## What to work on
Reproduce the listing word for word, leaving every picture behind.

## Supplied material
——————
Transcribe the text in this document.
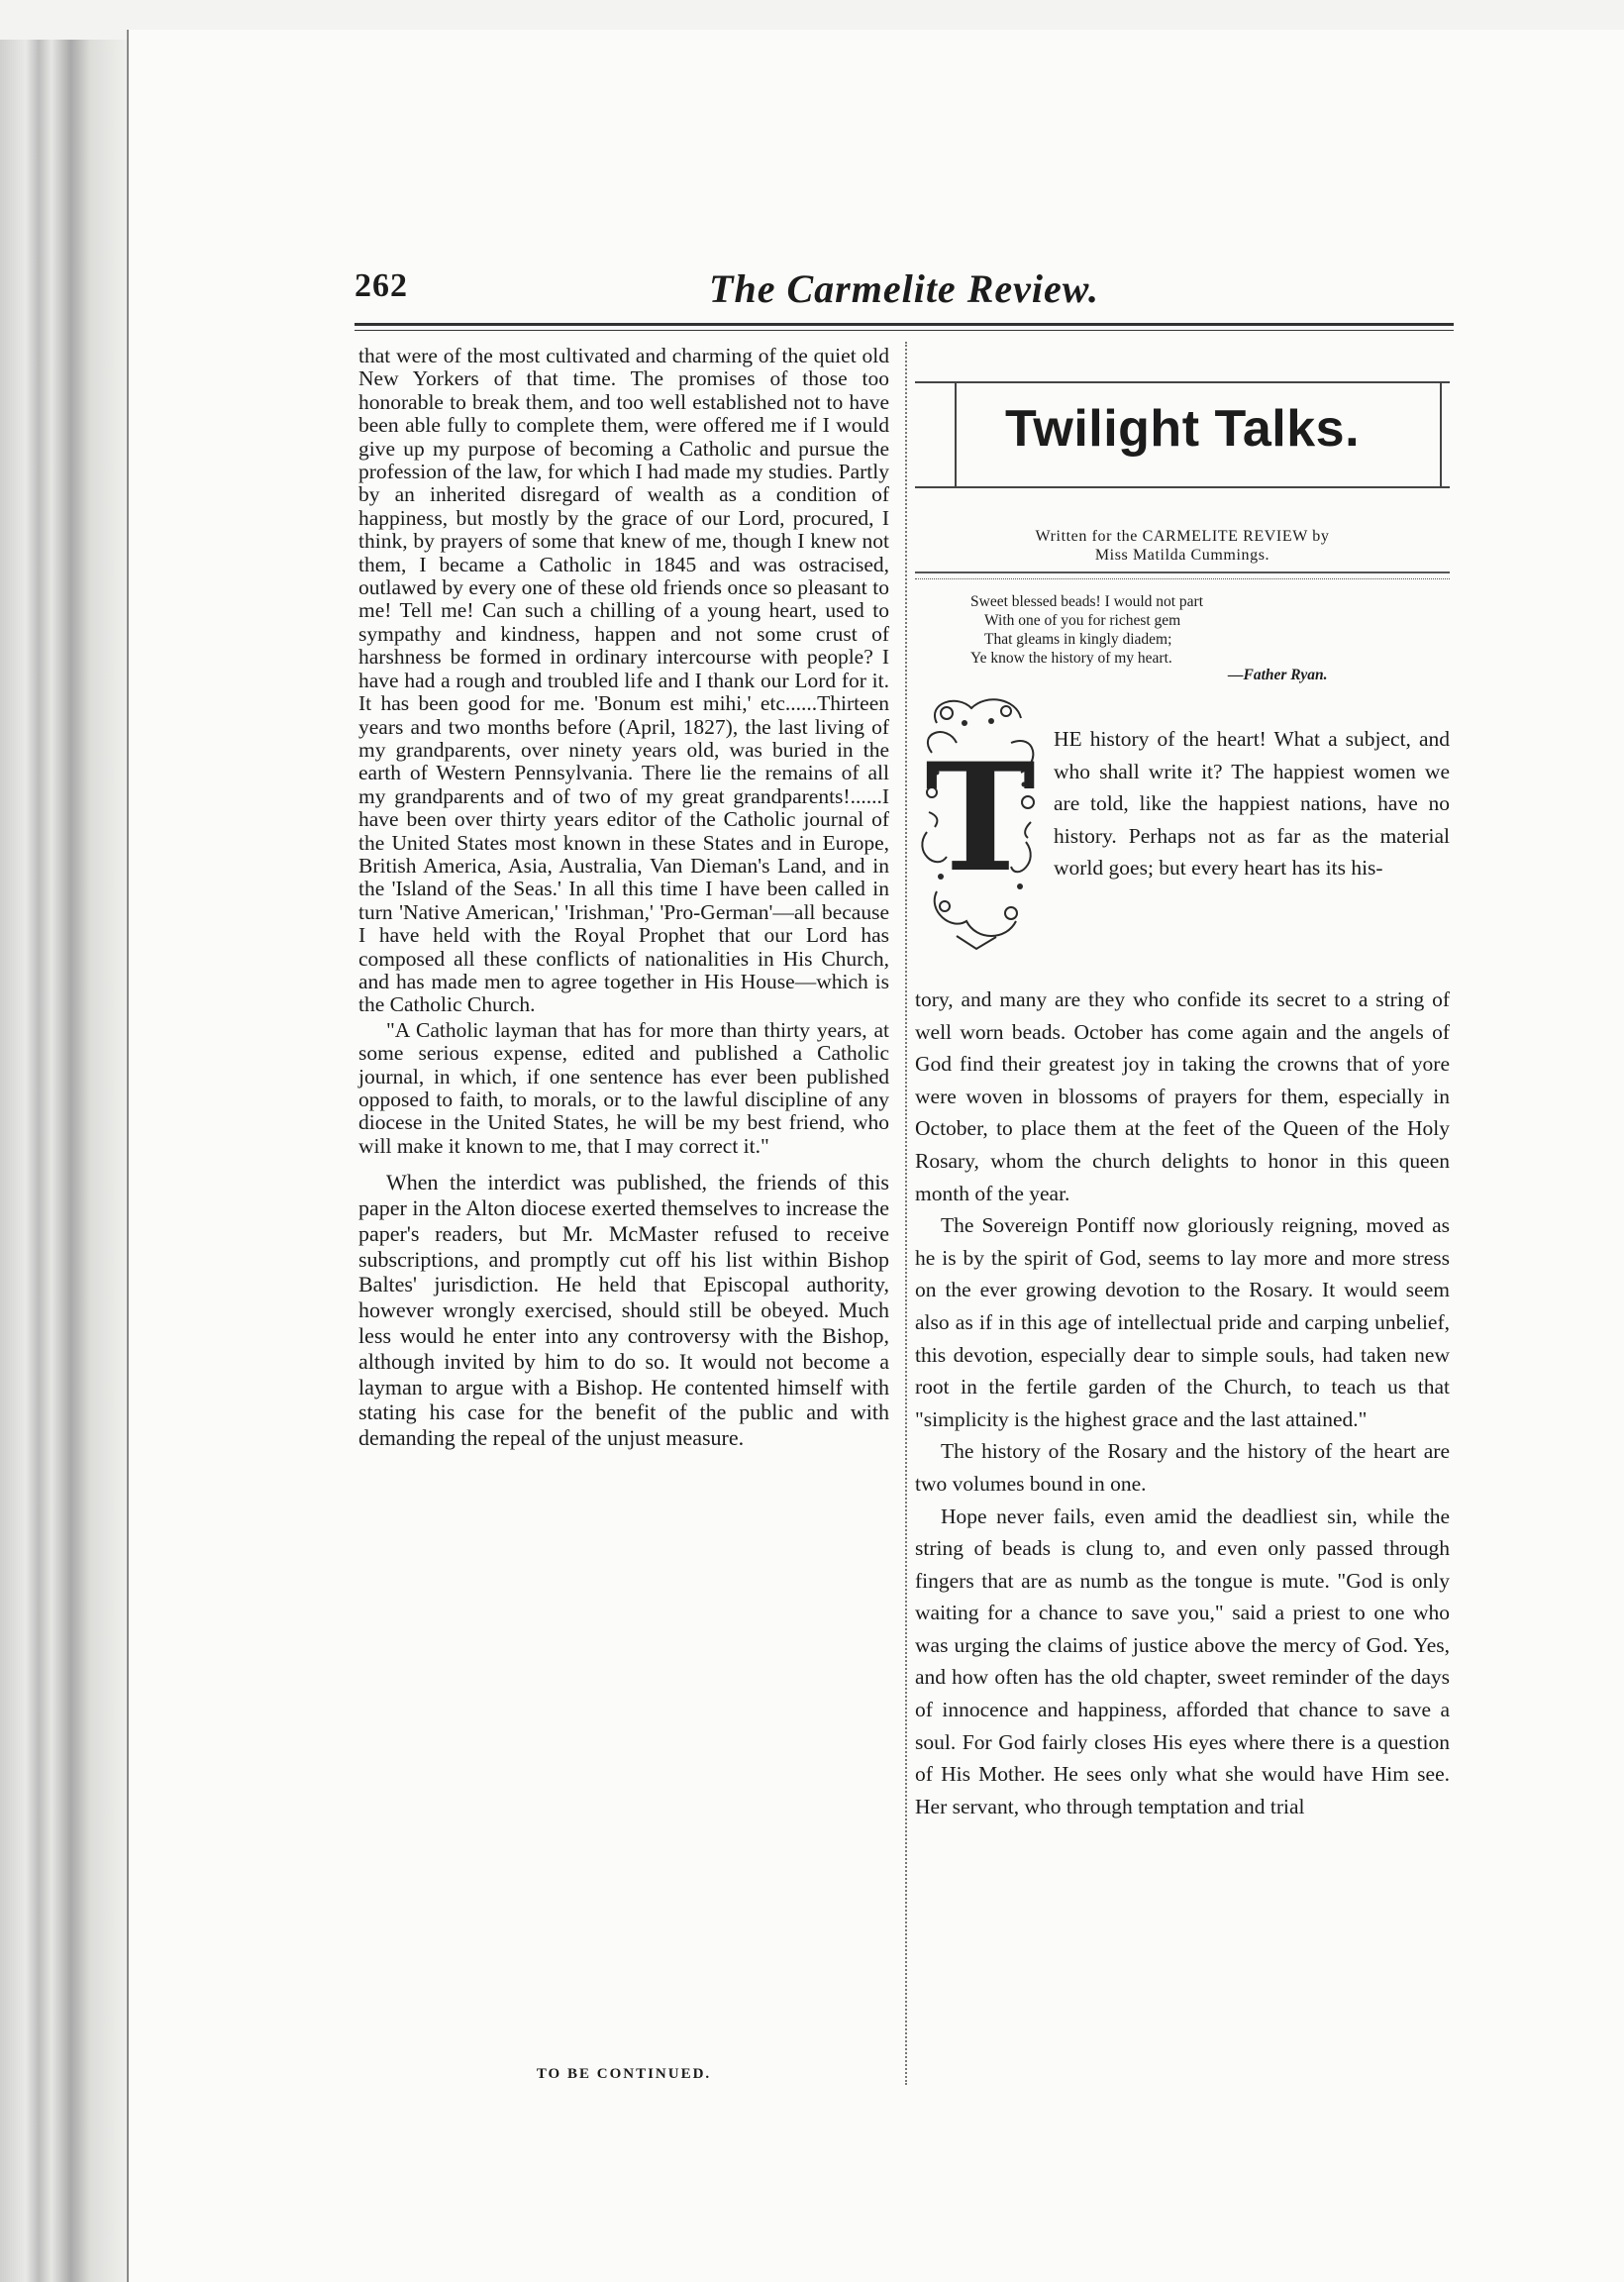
262	The Carmelite Review.

that were of the most cultivated and charming of the quiet old New Yorkers of that time. The promises of those too honorable to break them, and too well established not to have been able fully to complete them, were offered me if I would give up my purpose of becoming a Catholic and pursue the profession of the law, for which I had made my studies. Partly by an inherited disregard of wealth as a condition of happiness, but mostly by the grace of our Lord, procured, I think, by prayers of some that knew of me, though I knew not them, I became a Catholic in 1845 and was ostracised, outlawed by every one of these old friends once so pleasant to me! Tell me! Can such a chilling of a young heart, used to sympathy and kindness, happen and not some crust of harshness be formed in ordinary intercourse with people? I have had a rough and troubled life and I thank our Lord for it. It has been good for me. 'Bonum est mihi,' etc......Thirteen years and two months before (April, 1827), the last living of my grandparents, over ninety years old, was buried in the earth of Western Pennsylvania. There lie the remains of all my grandparents and of two of my great grandparents!......I have been over thirty years editor of the Catholic journal of the United States most known in these States and in Europe, British America, Asia, Australia, Van Dieman's Land, and in the 'Island of the Seas.' In all this time I have been called in turn 'Native American,' 'Irishman,' 'Pro-German'—all because I have held with the Royal Prophet that our Lord has composed all these conflicts of nationalities in His Church, and has made men to agree together in His House—which is the Catholic Church.

"A Catholic layman that has for more than thirty years, at some serious expense, edited and published a Catholic journal, in which, if one sentence has ever been published opposed to faith, to morals, or to the lawful discipline of any diocese in the United States, he will be my best friend, who will make it known to me, that I may correct it."

When the interdict was published, the friends of this paper in the Alton diocese exerted themselves to increase the paper's readers, but Mr. McMaster refused to receive subscriptions, and promptly cut off his list within Bishop Baltes' jurisdiction. He held that Episcopal authority, however wrongly exercised, should still be obeyed. Much less would he enter into any controversy with the Bishop, although invited by him to do so. It would not become a layman to argue with a Bishop. He contented himself with stating his case for the benefit of the public and with demanding the repeal of the unjust measure.

TO BE CONTINUED.
Twilight Talks.
Written for the CARMELITE REVIEW by
Miss Matilda Cummings.
Sweet blessed beads! I would not part
With one of you for richest gem
That gleams in kingly diadem;
Ye know the history of my heart.
—Father Ryan.
T HE history of the heart! What a subject, and who shall write it? The happiest women we are told, like the happiest nations, have no history. Perhaps not as far as the material world goes; but every heart has its his-

tory, and many are they who confide its secret to a string of well worn beads. October has come again and the angels of God find their greatest joy in taking the crowns that of yore were woven in blossoms of prayers for them, especially in October, to place them at the feet of the Queen of the Holy Rosary, whom the church delights to honor in this queen month of the year.

The Sovereign Pontiff now gloriously reigning, moved as he is by the spirit of God, seems to lay more and more stress on the ever growing devotion to the Rosary. It would seem also as if in this age of intellectual pride and carping unbelief, this devotion, especially dear to simple souls, had taken new root in the fertile garden of the Church, to teach us that "simplicity is the highest grace and the last attained."

The history of the Rosary and the history of the heart are two volumes bound in one.

Hope never fails, even amid the deadliest sin, while the string of beads is clung to, and even only passed through fingers that are as numb as the tongue is mute. "God is only waiting for a chance to save you," said a priest to one who was urging the claims of justice above the mercy of God. Yes, and how often has the old chapter, sweet reminder of the days of innocence and happiness, afforded that chance to save a soul. For God fairly closes His eyes where there is a question of His Mother. He sees only what she would have Him see. Her servant, who through temptation and trial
——————
## The reply
Transcribe the text in this document.
262	The Carmelite Review.

that were of the most cultivated and charming of the quiet old New Yorkers of that time. The promises of those too honorable to break them, and too well established not to have been able fully to complete them, were offered me if I would give up my purpose of becoming a Catholic and pursue the profession of the law, for which I had made my studies. Partly by an inherited disregard of wealth as a condition of happiness, but mostly by the grace of our Lord, procured, I think, by prayers of some that knew of me, though I knew not them, I became a Catholic in 1845 and was ostracised, outlawed by every one of these old friends once so pleasant to me! Tell me! Can such a chilling of a young heart, used to sympathy and kindness, happen and not some crust of harshness be formed in ordinary intercourse with people? I have had a rough and troubled life and I thank our Lord for it. It has been good for me. 'Bonum est mihi,' etc......Thirteen years and two months before (April, 1827), the last living of my grandparents, over ninety years old, was buried in the earth of Western Pennsylvania. There lie the remains of all my grandparents and of two of my great grandparents!......I have been over thirty years editor of the Catholic journal of the United States most known in these States and in Europe, British America, Asia, Australia, Van Dieman's Land, and in the 'Island of the Seas.' In all this time I have been called in turn 'Native American,' 'Irishman,' 'Pro-German'—all because I have held with the Royal Prophet that our Lord has composed all these conflicts of nationalities in His Church, and has made men to agree together in His House—which is the Catholic Church.

"A Catholic layman that has for more than thirty years, at some serious expense, edited and published a Catholic journal, in which, if one sentence has ever been published opposed to faith, to morals, or to the lawful discipline of any diocese in the United States, he will be my best friend, who will make it known to me, that I may correct it."

When the interdict was published, the friends of this paper in the Alton diocese exerted themselves to increase the paper's readers, but Mr. McMaster refused to receive subscriptions, and promptly cut off his list within Bishop Baltes' jurisdiction. He held that Episcopal authority, however wrongly exercised, should still be obeyed. Much less would he enter into any controversy with the Bishop, although invited by him to do so. It would not become a layman to argue with a Bishop. He contented himself with stating his case for the benefit of the public and with demanding the repeal of the unjust measure.

TO BE CONTINUED.
Twilight Talks.
Written for the CARMELITE REVIEW by
Miss Matilda Cummings.
Sweet blessed beads! I would not part
With one of you for richest gem
That gleams in kingly diadem;
Ye know the history of my heart.
—Father Ryan.
T HE history of the heart! What a subject, and who shall write it? The happiest women we are told, like the happiest nations, have no history. Perhaps not as far as the material world goes; but every heart has its his-

tory, and many are they who confide its secret to a string of well worn beads. October has come again and the angels of God find their greatest joy in taking the crowns that of yore were woven in blossoms of prayers for them, especially in October, to place them at the feet of the Queen of the Holy Rosary, whom the church delights to honor in this queen month of the year.

The Sovereign Pontiff now gloriously reigning, moved as he is by the spirit of God, seems to lay more and more stress on the ever growing devotion to the Rosary. It would seem also as if in this age of intellectual pride and carping unbelief, this devotion, especially dear to simple souls, had taken new root in the fertile garden of the Church, to teach us that "simplicity is the highest grace and the last attained."

The history of the Rosary and the history of the heart are two volumes bound in one.

Hope never fails, even amid the deadliest sin, while the string of beads is clung to, and even only passed through fingers that are as numb as the tongue is mute. "God is only waiting for a chance to save you," said a priest to one who was urging the claims of justice above the mercy of God. Yes, and how often has the old chapter, sweet reminder of the days of innocence and happiness, afforded that chance to save a soul. For God fairly closes His eyes where there is a question of His Mother. He sees only what she would have Him see. Her servant, who through temptation and trial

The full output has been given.